* _Your task_
Render every entry verbatim.

════════════════

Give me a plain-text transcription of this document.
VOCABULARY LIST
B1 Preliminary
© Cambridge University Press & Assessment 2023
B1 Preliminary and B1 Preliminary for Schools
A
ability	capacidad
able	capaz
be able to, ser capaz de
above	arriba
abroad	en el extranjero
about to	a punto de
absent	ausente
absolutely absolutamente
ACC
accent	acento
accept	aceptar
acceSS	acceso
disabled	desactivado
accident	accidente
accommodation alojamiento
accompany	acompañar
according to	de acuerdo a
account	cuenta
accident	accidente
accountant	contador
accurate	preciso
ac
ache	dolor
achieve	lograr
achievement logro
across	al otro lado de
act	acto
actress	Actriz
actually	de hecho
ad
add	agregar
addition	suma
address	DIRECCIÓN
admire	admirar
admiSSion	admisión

════════════════

* _Exercise output_
Give me a plain-text transcription of this document.
VOCABULARY LIST
B1 Preliminary
© Cambridge University Press & Assessment 2023
B1 Preliminary and B1 Preliminary for Schools
A
ability	capacidad
able	capaz
be able to, ser capaz de
above	arriba
abroad	en el extranjero
about to	a punto de
absent	ausente
absolutely absolutamente
ACC
accent	acento
accept	aceptar
acceSS	acceso
disabled	desactivado
accident	accidente
accommodation alojamiento
accompany	acompañar
according to	de acuerdo a
account	cuenta
accident	accidente
accountant	contador
accurate	preciso
ac
ache	dolor
achieve	lograr
achievement logro
across	al otro lado de
act	acto
actress	Actriz
actually	de hecho
ad
add	agregar
addition	suma
address	DIRECCIÓN
admire	admirar
admiSSion	admisión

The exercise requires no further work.